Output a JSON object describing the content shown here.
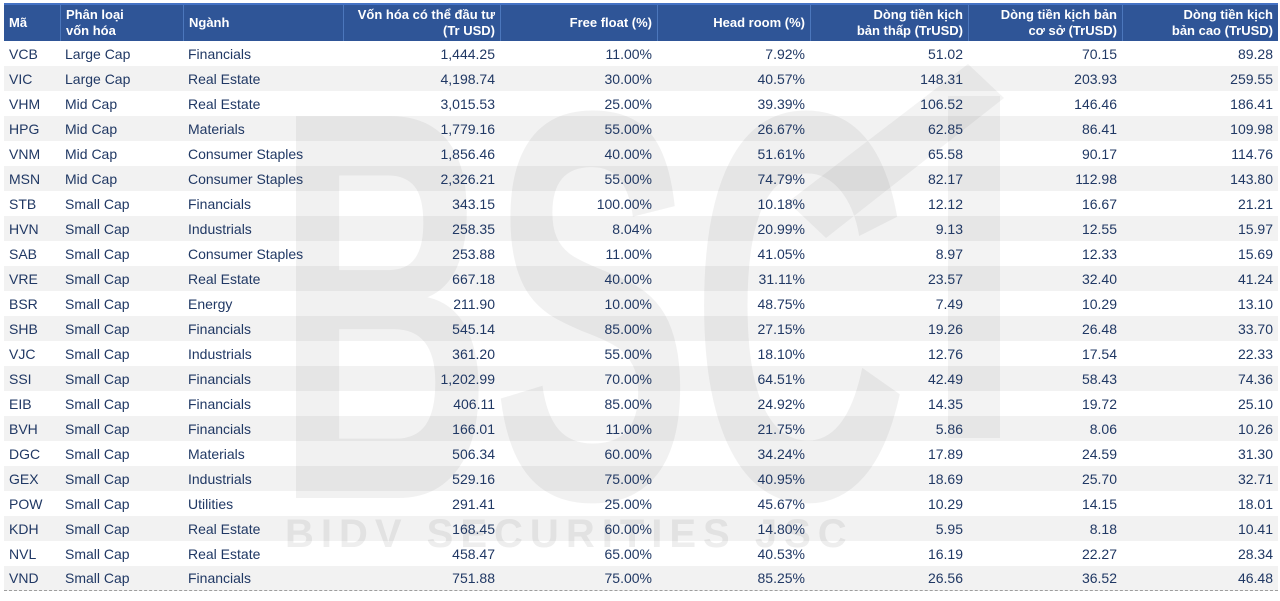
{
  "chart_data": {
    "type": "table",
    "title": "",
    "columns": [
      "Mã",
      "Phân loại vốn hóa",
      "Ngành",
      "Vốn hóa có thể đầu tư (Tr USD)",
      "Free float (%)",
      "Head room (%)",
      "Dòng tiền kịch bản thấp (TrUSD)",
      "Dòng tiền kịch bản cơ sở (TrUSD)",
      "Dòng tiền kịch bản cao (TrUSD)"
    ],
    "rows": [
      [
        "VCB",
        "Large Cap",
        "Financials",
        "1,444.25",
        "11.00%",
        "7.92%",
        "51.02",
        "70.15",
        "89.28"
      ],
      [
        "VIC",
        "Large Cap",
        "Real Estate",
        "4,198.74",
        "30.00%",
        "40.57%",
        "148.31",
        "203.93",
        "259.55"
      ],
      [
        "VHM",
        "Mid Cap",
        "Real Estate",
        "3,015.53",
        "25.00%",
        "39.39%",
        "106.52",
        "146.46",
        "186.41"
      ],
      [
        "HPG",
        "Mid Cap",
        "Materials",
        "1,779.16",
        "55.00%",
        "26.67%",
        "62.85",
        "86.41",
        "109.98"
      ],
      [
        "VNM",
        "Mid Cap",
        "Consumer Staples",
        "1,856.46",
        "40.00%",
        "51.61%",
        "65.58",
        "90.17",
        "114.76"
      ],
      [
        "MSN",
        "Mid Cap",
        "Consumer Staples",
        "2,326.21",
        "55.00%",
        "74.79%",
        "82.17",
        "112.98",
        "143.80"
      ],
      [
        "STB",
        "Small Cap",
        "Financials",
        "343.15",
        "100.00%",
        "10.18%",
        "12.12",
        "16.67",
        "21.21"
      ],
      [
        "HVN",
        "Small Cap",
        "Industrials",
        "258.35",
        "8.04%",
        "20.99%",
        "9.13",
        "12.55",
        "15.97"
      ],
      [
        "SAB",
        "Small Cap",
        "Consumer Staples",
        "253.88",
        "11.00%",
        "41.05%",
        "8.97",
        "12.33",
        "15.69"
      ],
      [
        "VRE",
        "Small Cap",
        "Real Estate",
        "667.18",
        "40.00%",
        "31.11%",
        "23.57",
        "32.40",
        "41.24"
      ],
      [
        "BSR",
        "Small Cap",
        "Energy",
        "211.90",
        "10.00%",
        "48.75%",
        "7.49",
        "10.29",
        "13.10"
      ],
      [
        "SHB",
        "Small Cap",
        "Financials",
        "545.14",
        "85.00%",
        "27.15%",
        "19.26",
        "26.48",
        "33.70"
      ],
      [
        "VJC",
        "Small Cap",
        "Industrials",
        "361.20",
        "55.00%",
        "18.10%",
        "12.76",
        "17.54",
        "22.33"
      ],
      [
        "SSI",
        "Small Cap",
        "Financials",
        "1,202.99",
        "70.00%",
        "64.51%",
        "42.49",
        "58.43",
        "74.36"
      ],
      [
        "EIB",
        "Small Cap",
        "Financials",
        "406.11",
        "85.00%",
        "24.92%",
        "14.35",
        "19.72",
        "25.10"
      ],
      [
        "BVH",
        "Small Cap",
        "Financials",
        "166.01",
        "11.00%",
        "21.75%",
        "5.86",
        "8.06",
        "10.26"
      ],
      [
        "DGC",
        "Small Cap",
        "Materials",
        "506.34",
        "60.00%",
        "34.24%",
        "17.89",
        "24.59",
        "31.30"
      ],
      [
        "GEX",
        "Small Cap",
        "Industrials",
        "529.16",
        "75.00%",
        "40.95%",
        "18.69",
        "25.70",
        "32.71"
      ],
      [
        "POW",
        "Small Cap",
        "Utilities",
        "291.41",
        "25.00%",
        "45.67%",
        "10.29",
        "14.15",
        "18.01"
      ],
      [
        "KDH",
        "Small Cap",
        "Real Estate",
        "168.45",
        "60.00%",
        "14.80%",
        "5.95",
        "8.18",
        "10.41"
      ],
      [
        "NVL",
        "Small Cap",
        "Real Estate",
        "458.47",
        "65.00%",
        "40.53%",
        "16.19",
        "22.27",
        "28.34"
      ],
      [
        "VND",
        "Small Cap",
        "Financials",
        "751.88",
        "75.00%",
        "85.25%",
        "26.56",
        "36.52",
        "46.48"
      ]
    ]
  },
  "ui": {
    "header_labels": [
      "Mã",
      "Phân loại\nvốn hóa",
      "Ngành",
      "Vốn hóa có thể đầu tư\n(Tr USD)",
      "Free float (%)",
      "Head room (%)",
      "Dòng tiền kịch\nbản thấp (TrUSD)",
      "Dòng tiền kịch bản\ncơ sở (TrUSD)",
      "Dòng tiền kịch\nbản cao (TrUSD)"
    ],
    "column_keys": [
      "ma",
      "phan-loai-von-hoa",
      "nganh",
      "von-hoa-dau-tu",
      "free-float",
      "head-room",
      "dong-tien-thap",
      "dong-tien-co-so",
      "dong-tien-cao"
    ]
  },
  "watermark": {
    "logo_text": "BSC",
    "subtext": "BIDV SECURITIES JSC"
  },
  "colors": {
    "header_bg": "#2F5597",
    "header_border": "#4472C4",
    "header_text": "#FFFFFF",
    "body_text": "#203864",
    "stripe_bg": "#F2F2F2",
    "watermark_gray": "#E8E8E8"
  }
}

...

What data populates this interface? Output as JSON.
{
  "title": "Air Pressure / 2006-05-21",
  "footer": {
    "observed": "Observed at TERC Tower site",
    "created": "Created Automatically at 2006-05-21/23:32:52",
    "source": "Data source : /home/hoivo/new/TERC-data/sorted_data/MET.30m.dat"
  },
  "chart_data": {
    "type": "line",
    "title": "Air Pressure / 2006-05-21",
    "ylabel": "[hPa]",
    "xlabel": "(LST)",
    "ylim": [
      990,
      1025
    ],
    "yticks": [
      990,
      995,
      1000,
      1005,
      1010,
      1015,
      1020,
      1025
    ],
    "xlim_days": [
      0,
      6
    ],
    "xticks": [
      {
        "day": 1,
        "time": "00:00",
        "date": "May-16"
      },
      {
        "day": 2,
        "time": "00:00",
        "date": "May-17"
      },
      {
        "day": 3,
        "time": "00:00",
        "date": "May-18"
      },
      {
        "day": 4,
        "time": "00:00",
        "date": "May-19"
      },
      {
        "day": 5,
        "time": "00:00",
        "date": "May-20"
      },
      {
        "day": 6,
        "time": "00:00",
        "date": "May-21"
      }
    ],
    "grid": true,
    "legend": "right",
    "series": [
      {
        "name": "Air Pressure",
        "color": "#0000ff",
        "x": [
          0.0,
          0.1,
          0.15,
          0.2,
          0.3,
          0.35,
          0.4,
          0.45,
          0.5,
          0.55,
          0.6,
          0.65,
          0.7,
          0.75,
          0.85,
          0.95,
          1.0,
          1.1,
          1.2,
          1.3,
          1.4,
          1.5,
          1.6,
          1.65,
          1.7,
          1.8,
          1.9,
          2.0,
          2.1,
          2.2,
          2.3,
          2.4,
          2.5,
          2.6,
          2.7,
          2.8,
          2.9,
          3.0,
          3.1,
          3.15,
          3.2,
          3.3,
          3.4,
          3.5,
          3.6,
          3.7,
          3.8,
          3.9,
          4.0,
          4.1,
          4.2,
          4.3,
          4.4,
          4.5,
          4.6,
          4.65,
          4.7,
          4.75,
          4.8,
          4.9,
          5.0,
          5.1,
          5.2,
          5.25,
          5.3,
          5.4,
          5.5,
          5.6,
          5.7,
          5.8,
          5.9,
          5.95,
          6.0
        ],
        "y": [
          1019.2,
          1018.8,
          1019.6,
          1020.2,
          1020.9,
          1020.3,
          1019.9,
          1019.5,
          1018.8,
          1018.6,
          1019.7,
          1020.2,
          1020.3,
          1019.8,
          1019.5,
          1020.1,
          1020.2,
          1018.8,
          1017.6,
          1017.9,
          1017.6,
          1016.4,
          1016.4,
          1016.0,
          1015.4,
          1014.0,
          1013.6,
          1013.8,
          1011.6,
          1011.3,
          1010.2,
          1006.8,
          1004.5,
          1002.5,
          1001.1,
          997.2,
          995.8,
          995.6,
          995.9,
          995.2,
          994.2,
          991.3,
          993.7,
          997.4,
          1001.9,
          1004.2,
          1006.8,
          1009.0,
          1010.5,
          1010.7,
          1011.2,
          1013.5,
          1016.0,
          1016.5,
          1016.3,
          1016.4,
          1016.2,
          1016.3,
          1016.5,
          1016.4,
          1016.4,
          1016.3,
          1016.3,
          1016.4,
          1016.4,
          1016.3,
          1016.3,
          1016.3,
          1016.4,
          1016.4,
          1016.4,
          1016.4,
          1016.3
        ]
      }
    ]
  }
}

--

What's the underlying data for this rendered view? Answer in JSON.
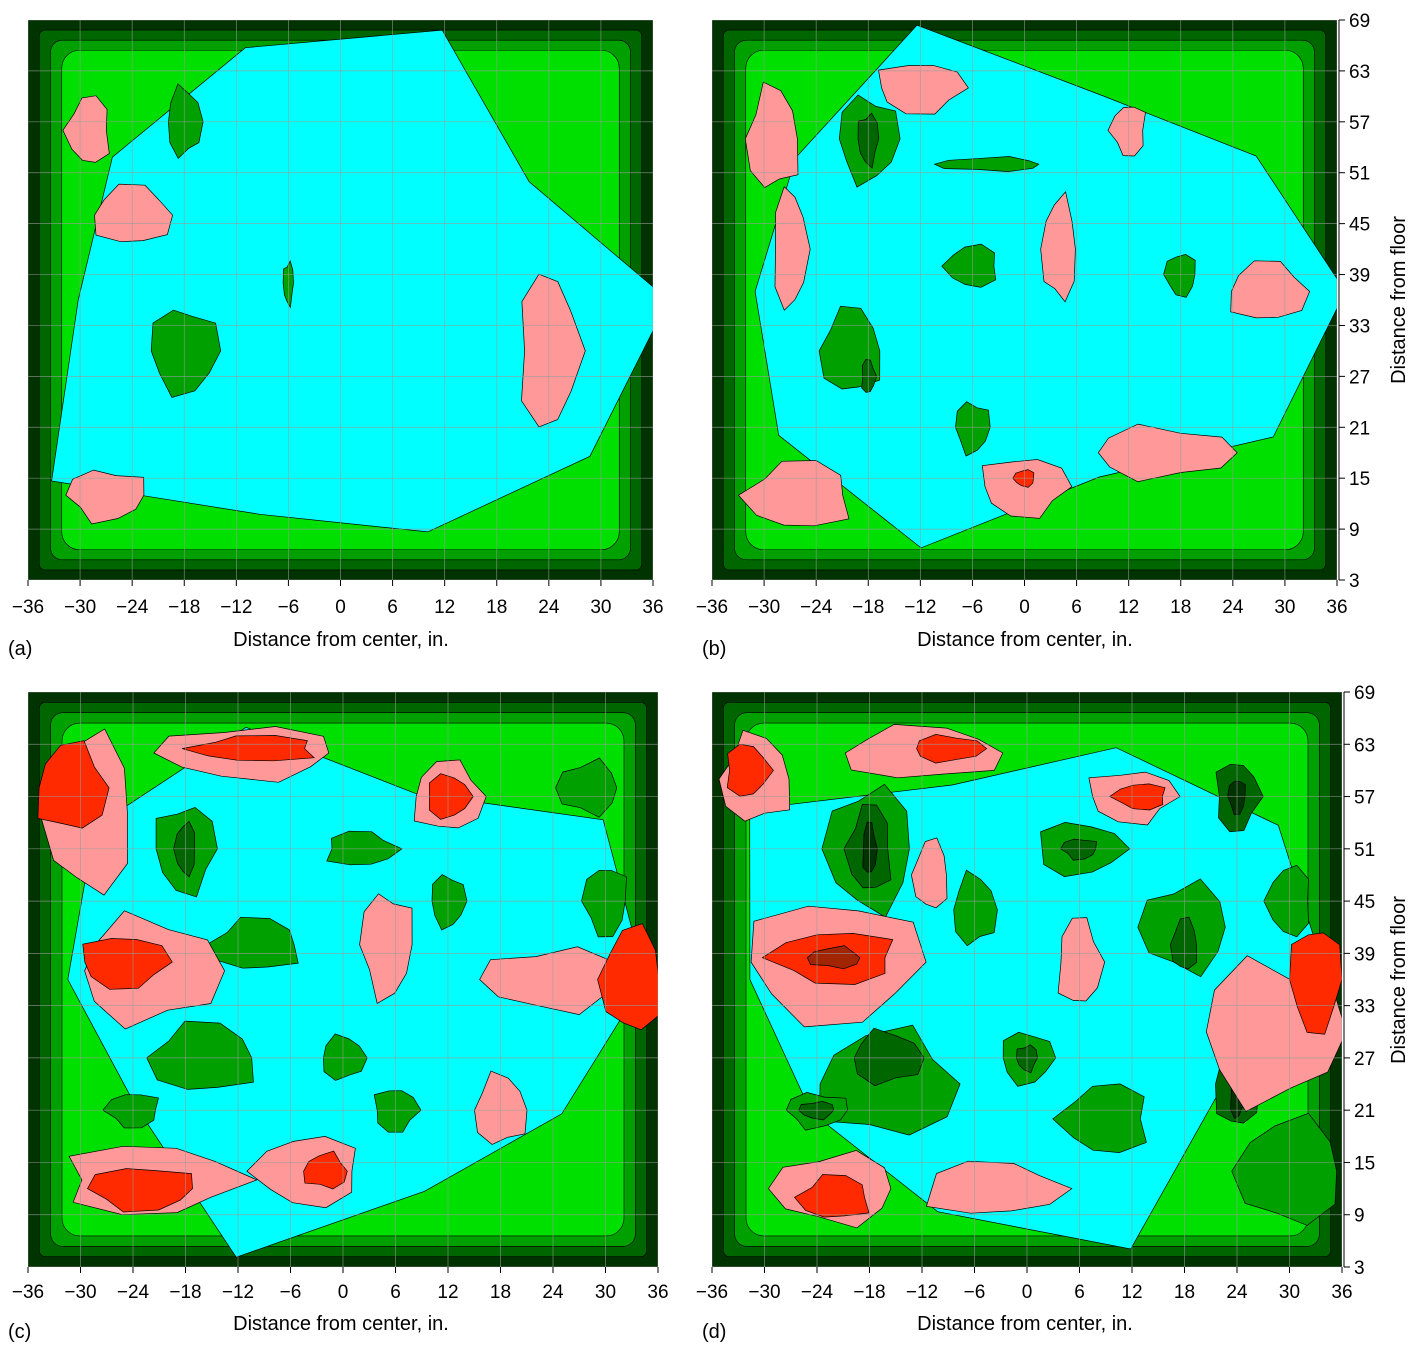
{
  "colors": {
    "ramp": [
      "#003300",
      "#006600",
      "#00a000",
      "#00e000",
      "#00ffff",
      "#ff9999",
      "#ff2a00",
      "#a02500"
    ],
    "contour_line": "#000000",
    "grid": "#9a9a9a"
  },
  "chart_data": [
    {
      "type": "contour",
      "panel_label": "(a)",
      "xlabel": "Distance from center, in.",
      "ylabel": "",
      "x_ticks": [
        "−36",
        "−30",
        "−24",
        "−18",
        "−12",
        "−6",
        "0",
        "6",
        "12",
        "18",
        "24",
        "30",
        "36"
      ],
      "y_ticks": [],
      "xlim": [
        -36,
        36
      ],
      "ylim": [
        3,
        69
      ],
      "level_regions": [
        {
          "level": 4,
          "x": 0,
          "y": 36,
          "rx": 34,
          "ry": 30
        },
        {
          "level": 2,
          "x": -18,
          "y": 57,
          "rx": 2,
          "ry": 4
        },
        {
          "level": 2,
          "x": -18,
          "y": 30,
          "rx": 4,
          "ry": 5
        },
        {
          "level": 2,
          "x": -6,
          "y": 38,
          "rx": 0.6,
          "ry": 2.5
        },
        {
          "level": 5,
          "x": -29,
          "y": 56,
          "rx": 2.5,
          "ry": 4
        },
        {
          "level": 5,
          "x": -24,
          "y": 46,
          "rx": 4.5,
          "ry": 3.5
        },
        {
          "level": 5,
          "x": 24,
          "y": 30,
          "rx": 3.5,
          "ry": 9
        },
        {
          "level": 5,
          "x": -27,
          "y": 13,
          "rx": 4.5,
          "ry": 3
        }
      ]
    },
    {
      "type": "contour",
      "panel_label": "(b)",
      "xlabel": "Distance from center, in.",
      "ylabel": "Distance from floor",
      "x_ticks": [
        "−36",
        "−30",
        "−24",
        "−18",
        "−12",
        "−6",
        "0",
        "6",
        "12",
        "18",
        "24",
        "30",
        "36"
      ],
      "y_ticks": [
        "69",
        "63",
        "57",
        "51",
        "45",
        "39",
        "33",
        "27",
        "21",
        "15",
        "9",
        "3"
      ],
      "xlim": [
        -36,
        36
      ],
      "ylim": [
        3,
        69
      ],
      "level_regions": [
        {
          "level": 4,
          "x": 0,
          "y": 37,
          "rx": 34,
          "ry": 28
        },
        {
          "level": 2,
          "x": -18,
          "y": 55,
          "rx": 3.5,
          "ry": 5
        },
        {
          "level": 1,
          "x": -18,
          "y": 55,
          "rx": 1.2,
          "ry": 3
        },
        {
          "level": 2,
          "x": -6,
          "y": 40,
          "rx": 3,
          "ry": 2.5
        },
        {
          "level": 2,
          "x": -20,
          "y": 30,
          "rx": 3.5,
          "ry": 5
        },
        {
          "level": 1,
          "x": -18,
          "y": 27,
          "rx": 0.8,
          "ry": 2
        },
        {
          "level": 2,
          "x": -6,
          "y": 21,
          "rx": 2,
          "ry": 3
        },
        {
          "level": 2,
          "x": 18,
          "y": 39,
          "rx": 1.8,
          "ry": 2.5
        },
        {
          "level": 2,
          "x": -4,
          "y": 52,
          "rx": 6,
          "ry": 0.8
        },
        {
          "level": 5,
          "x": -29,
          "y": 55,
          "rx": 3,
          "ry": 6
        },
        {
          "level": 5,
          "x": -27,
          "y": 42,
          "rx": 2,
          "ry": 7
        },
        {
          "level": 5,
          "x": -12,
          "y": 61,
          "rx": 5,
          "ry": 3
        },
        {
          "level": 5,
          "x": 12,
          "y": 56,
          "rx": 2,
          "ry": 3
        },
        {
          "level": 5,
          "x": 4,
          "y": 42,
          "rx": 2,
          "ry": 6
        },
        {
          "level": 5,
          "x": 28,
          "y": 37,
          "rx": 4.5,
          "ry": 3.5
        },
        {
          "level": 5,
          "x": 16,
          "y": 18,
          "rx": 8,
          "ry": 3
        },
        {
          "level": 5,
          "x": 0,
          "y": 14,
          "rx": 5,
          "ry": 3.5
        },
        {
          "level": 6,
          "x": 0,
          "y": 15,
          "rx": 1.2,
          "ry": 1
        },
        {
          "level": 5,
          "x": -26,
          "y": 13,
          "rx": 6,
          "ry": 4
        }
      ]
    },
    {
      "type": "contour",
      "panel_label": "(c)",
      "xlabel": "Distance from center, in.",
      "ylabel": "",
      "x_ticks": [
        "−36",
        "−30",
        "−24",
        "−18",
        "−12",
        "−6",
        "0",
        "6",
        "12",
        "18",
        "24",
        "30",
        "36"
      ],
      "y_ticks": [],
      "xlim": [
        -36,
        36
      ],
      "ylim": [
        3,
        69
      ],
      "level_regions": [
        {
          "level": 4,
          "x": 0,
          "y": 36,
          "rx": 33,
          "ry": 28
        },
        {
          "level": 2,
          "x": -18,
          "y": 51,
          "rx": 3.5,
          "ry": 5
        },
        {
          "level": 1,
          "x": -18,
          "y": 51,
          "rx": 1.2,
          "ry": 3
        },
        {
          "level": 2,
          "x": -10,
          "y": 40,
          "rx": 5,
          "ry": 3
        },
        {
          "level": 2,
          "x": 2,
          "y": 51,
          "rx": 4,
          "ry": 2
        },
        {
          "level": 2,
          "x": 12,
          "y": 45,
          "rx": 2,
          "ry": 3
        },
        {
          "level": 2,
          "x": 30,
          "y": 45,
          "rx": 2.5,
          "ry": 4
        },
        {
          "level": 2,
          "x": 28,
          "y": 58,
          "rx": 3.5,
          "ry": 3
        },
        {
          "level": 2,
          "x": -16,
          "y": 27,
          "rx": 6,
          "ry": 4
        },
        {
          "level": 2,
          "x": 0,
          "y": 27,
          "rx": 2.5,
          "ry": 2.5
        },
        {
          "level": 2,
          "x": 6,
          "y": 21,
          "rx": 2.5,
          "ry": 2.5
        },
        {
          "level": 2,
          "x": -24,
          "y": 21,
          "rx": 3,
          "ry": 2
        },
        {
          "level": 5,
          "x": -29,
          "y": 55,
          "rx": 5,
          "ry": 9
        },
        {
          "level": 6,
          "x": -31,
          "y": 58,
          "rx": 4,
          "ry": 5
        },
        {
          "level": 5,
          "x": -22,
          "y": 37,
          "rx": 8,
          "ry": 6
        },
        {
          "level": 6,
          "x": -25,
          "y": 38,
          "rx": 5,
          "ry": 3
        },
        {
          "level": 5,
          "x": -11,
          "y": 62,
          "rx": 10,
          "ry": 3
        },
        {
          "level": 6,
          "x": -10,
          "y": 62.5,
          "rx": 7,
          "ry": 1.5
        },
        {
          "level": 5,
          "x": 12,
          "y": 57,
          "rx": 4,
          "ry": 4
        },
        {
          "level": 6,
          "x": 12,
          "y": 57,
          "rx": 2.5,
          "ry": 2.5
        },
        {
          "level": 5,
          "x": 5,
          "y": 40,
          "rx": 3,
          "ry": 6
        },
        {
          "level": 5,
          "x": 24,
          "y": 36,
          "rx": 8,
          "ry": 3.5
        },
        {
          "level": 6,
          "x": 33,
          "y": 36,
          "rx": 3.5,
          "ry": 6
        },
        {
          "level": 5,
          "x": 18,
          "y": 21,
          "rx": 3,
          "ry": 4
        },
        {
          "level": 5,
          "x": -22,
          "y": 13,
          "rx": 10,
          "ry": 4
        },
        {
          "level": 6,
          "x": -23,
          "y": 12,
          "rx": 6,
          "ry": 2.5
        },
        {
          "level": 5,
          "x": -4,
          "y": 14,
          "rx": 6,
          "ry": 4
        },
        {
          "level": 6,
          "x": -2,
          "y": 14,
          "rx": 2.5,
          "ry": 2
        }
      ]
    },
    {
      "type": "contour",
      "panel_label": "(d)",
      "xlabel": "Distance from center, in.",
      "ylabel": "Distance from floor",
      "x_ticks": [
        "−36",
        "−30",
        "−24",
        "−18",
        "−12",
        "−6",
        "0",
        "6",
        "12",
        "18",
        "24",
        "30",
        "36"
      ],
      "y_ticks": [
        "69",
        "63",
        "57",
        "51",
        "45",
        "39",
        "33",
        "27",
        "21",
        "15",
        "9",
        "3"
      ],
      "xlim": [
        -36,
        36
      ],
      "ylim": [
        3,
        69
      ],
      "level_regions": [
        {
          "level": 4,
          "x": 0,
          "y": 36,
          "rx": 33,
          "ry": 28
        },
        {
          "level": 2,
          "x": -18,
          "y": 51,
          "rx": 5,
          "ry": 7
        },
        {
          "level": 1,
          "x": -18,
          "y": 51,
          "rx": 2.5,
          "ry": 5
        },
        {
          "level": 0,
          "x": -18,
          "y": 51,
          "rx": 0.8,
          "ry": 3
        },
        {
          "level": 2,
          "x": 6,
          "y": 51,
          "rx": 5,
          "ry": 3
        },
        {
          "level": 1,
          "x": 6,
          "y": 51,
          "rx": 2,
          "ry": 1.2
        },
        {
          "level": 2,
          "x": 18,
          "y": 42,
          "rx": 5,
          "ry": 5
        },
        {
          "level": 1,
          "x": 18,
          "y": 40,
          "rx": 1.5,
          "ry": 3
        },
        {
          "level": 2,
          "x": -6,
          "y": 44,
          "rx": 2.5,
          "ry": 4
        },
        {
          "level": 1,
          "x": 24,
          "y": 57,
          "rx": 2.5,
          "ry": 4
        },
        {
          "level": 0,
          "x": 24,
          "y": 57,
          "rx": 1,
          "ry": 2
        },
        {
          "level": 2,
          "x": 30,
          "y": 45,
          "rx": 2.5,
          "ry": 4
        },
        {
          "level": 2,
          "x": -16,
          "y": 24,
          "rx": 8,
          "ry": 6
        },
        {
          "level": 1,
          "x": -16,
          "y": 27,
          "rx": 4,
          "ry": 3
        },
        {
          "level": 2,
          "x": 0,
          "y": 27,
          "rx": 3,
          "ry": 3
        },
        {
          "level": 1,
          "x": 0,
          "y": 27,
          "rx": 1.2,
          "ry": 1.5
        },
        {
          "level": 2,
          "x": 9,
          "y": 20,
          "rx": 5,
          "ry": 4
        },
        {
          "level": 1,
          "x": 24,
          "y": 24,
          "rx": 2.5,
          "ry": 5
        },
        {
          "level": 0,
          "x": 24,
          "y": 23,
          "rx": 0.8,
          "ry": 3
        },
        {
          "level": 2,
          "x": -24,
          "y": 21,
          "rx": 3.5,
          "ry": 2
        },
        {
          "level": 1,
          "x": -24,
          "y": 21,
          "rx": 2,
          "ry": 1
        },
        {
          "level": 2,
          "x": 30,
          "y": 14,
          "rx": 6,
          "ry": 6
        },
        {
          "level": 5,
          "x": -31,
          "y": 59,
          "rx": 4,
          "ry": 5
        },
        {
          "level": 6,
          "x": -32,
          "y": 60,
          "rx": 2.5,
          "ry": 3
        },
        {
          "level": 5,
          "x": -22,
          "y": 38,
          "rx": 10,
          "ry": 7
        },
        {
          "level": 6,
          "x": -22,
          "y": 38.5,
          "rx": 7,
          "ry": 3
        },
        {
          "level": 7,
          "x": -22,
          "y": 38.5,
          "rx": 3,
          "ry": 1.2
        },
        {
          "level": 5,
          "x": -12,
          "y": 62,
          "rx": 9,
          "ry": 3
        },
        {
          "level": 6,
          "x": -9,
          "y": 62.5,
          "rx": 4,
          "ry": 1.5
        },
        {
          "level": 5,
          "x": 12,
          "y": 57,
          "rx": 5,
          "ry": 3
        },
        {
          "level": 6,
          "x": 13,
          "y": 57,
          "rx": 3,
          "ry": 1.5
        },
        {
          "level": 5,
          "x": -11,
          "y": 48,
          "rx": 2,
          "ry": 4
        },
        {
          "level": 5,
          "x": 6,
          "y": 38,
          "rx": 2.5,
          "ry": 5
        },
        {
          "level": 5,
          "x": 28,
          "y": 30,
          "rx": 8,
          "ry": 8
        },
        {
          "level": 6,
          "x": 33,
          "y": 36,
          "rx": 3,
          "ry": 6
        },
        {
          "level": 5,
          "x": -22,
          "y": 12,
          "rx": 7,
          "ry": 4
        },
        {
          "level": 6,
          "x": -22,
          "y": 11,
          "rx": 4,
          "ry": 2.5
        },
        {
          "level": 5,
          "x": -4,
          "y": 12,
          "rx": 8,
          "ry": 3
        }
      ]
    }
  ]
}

- Objective -
Each line that holds the word "Pressure" should be extracted from the records.

- Written solution -
  "title": "Air Pressure / 2006-05-21",
    "title": "Air Pressure / 2006-05-21",
        "name": "Air Pressure",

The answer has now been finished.